TASK TO COMPLETE: Copy the data that follows exactly. Include no pictures.

┌──

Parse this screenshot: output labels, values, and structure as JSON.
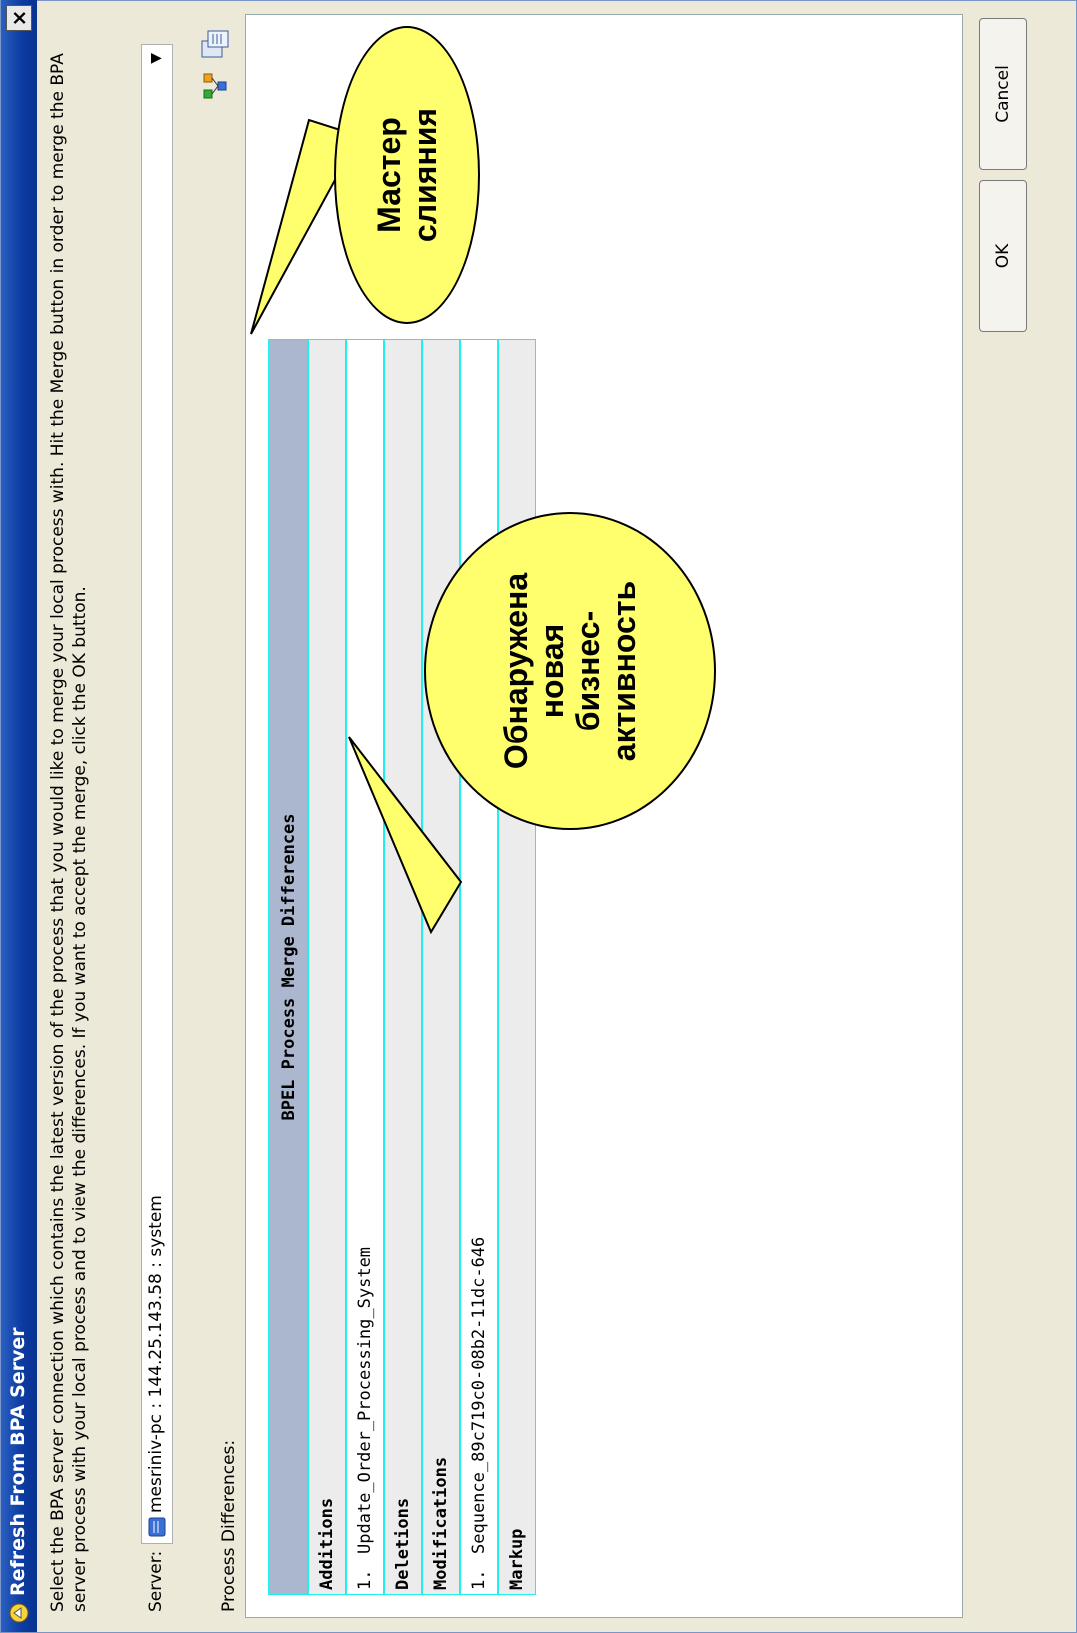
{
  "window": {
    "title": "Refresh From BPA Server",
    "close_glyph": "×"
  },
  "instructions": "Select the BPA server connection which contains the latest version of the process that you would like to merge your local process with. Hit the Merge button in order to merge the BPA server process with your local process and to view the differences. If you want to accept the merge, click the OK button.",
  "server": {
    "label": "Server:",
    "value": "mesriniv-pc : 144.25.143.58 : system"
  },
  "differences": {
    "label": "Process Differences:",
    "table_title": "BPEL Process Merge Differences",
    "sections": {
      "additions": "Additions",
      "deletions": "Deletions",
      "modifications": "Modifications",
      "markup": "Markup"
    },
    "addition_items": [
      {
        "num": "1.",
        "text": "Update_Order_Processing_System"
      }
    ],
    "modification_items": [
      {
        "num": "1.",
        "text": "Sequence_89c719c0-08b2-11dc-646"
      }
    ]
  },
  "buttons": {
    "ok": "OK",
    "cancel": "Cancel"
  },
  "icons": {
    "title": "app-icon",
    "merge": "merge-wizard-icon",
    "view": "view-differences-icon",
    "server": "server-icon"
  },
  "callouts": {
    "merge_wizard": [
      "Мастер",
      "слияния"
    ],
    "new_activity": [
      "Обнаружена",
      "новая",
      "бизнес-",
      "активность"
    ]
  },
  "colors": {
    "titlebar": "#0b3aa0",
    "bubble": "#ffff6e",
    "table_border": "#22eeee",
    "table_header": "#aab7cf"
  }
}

└──

SOLUTION BELOW:
Parse this screenshot: output labels, values, and structure as JSON.
{
  "window": {
    "title": "Refresh From BPA Server",
    "close_glyph": "×"
  },
  "instructions": "Select the BPA server connection which contains the latest version of the process that you would like to merge your local process with. Hit the Merge button in order to merge the BPA server process with your local process and to view the differences. If you want to accept the merge, click the OK button.",
  "server": {
    "label": "Server:",
    "value": "mesriniv-pc : 144.25.143.58 : system"
  },
  "differences": {
    "label": "Process Differences:",
    "table_title": "BPEL Process Merge Differences",
    "sections": {
      "additions": "Additions",
      "deletions": "Deletions",
      "modifications": "Modifications",
      "markup": "Markup"
    },
    "addition_items": [
      {
        "num": "1.",
        "text": "Update_Order_Processing_System"
      }
    ],
    "modification_items": [
      {
        "num": "1.",
        "text": "Sequence_89c719c0-08b2-11dc-646"
      }
    ]
  },
  "buttons": {
    "ok": "OK",
    "cancel": "Cancel"
  },
  "icons": {
    "title": "app-icon",
    "merge": "merge-wizard-icon",
    "view": "view-differences-icon",
    "server": "server-icon"
  },
  "callouts": {
    "merge_wizard": [
      "Мастер",
      "слияния"
    ],
    "new_activity": [
      "Обнаружена",
      "новая",
      "бизнес-",
      "активность"
    ]
  },
  "colors": {
    "titlebar": "#0b3aa0",
    "bubble": "#ffff6e",
    "table_border": "#22eeee",
    "table_header": "#aab7cf"
  }
}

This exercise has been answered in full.